本文抜粋 =>
多くの被害者が「不十分な賠償」で泣き寝入りしている
前回紹介したようなケースは例外だと思われるだろうか?実は交通事故賠償の現場ではけっして珍しいケースではない。保険の担当者が強引に治療や休業損害を打ち切る。そして、どんなに後遺症状が強くて日常生活に支障を来していても、後遺障害が認められない――。
弁護士を立てるのもお金がかかるし、ましてや裁判になれば精神的な負担も時間もかかるだろう。多くの交通事故被害者が不十分な賠償に不満を持ちつつも、どうすることもできずに泣き寝入りしているというのが実態なのである。
さらに、慰謝料などの損害賠償の基準には、自賠責保険の賠償額を最低基準として、最も高い裁判基準までがある。任意保険に加害者が加入していれば、状況に応じて自賠責保険の補償額よりも厚い損害賠償が得られるはずだと誰もが思う。

(データセットの項目)
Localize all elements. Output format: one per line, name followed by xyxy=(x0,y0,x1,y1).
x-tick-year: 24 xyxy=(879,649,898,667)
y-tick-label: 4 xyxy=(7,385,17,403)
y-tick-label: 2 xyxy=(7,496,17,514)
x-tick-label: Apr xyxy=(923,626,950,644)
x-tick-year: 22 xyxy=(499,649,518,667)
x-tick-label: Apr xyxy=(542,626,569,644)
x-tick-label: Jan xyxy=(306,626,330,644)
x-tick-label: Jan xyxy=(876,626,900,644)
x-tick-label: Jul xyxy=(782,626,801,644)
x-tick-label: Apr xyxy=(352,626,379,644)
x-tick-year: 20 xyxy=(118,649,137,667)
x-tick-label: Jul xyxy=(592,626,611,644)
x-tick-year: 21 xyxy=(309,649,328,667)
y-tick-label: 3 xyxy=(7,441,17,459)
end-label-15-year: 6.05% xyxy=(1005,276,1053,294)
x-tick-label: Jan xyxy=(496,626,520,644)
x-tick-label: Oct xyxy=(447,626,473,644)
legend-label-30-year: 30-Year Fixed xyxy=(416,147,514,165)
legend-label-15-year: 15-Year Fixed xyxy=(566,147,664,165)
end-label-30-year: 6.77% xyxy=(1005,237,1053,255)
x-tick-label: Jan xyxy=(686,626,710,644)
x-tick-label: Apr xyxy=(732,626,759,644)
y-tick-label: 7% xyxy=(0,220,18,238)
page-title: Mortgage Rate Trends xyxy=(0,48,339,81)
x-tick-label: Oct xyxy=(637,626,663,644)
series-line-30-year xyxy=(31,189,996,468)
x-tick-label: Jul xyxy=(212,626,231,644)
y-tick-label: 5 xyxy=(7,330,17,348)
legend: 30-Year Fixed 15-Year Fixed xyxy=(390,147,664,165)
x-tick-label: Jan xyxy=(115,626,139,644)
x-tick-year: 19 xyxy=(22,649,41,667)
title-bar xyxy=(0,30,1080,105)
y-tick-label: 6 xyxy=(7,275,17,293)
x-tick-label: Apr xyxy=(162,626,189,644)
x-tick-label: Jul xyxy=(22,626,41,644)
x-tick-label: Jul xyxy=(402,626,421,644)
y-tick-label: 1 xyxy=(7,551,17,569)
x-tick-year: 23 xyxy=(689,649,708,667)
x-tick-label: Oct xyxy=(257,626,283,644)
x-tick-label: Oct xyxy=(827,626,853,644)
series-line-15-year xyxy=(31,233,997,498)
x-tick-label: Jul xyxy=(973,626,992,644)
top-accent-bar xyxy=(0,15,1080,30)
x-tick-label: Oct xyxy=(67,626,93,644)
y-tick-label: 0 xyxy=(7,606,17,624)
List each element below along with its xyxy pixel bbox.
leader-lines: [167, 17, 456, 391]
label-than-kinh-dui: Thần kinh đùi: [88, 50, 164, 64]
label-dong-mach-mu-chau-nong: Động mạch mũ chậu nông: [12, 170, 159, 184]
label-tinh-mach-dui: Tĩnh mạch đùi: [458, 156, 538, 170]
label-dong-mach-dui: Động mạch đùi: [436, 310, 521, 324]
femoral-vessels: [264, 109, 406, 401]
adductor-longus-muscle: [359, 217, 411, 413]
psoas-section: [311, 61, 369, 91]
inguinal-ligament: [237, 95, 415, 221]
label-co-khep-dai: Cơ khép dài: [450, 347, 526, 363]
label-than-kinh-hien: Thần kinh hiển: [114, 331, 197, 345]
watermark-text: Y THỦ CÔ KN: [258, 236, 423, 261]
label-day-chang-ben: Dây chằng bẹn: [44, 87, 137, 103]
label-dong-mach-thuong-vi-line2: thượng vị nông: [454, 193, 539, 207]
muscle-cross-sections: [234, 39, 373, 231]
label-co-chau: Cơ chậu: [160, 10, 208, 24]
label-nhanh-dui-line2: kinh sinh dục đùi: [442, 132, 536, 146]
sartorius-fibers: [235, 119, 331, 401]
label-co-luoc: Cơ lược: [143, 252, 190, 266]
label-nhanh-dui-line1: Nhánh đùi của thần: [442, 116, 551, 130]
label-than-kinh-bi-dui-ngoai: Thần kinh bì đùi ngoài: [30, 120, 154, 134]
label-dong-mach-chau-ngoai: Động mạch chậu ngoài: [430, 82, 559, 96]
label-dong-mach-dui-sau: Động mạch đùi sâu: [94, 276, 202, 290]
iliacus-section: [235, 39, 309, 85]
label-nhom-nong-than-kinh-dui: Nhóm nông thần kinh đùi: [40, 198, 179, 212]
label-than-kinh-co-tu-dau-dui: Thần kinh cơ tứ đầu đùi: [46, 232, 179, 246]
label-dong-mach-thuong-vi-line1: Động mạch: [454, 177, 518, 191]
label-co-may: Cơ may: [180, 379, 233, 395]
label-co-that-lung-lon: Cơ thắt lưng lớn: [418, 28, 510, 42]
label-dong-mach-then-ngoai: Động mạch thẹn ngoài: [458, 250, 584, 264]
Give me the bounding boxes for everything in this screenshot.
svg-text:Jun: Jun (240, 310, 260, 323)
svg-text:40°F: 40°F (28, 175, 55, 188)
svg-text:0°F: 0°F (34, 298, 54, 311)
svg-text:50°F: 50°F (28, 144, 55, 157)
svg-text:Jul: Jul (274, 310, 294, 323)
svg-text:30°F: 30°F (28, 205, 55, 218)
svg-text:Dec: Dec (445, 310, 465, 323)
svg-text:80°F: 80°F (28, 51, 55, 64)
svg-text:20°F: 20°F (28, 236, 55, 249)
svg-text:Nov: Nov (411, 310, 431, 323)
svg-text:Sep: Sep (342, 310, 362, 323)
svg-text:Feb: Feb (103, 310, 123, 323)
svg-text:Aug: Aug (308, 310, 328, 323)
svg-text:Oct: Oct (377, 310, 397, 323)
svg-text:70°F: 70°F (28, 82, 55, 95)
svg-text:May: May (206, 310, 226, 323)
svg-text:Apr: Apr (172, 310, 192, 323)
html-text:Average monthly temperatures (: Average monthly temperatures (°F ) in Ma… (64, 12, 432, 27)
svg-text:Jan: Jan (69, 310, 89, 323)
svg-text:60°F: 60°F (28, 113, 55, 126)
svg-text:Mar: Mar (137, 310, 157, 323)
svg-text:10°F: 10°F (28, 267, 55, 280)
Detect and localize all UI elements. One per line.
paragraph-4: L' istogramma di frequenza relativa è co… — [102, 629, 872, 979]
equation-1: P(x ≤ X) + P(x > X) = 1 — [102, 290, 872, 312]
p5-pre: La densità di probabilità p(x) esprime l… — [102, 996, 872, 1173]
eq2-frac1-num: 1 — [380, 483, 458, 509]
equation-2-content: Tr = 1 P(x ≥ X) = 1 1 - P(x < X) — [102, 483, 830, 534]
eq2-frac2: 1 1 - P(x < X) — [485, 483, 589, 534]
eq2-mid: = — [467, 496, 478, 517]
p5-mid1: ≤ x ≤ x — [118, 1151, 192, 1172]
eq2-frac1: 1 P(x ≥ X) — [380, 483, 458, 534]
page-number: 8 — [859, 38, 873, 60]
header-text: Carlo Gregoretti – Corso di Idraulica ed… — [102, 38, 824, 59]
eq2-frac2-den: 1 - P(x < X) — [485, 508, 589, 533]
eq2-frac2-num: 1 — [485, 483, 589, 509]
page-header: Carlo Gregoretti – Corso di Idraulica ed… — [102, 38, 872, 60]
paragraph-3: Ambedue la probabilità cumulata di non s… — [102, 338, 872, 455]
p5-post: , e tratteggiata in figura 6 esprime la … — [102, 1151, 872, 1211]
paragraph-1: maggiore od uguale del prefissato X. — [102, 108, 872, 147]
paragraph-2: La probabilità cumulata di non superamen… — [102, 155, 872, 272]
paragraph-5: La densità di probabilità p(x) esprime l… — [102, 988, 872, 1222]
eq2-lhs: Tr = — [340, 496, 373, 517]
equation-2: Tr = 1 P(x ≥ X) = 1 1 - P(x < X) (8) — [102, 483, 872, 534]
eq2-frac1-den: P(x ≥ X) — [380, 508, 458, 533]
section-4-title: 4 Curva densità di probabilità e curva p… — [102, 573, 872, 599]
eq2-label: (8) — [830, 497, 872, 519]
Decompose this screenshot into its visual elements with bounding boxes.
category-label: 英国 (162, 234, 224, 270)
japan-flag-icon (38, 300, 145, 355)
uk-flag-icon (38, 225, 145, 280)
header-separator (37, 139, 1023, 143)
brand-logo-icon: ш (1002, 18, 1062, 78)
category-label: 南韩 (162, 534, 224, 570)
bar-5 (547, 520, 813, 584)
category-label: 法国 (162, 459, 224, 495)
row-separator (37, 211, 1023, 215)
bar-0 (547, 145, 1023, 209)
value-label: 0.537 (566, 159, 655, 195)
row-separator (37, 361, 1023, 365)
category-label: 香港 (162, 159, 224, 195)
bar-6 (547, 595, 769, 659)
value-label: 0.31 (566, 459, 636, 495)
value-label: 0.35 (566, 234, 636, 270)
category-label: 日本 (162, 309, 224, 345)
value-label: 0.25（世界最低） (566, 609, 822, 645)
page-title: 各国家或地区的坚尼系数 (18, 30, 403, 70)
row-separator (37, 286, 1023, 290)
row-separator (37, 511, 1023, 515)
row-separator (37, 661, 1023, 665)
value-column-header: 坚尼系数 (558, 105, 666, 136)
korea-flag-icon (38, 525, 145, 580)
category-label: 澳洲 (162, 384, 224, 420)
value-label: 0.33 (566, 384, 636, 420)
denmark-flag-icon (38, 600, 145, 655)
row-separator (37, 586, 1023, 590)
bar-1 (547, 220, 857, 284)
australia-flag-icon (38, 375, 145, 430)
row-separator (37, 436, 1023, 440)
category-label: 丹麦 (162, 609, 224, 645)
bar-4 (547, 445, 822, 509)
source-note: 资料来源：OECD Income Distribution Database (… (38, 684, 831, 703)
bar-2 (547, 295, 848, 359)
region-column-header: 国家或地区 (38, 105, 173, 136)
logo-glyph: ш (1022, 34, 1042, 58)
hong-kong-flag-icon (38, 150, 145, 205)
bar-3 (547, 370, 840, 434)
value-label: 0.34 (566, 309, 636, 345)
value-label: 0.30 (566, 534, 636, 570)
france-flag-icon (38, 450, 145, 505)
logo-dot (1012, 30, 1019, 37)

作業指示 1 => 交通事故賠償の文章で「弁護士を立てるのも」で始まる段落を、主な内容を残して短く書き直すこと。
作業指示 2 => 交通事故賠償の文章の続きを、最後の文の後から書くこと。
一覧は本文とは別の出典から取ったものである。

回答 1 => 弁護士への依頼には費用がかかり、裁判となれば精神的な負担も時間も大きい。そのため多くの交通事故被害者は、不十分な賠償に不満を抱きながらも泣き寝入りしているのが実態である。

回答 2 =>
ところが実際は、保険会社はできる限り最低保障の自賠責基準に近づけた賠償額で収めようとするのである。事故被害者の多くはそんな事情は知る由もない。保険会社の担当者、交通事故賠償の専門家が言うのだからそうなのだろうと思ってしまう。
こういったことに、どうしても納得できないという人が、我々のような弁護士事務所に相談に訪れる。
ただし、弁護士が表に立ったからといって自賠責や保険会社は簡単にはこちらの意を汲んではくれない。後遺障害の認定基準は、画一的な基準であり、しかも非公開である。いくら医師の診断書があっても、基準に沿わないものは認められない。示談交渉でも、なんだかんだと理由を付けて賠償金の支払いを渋る。
意を決して、裁判所に救済を求めて訴訟を提起する。しかし、その裁判所でもまた、弱者救済の視点が欠けているとしか思われない判断例が目立つのだ。
裁判所は、後遺障害の判断については、自賠責保険の認定を一次的に採用する。このような裁判官の前では、自賠責の等級認定を争う被害者は、そもそも不利なところから裁判を始めなければならない。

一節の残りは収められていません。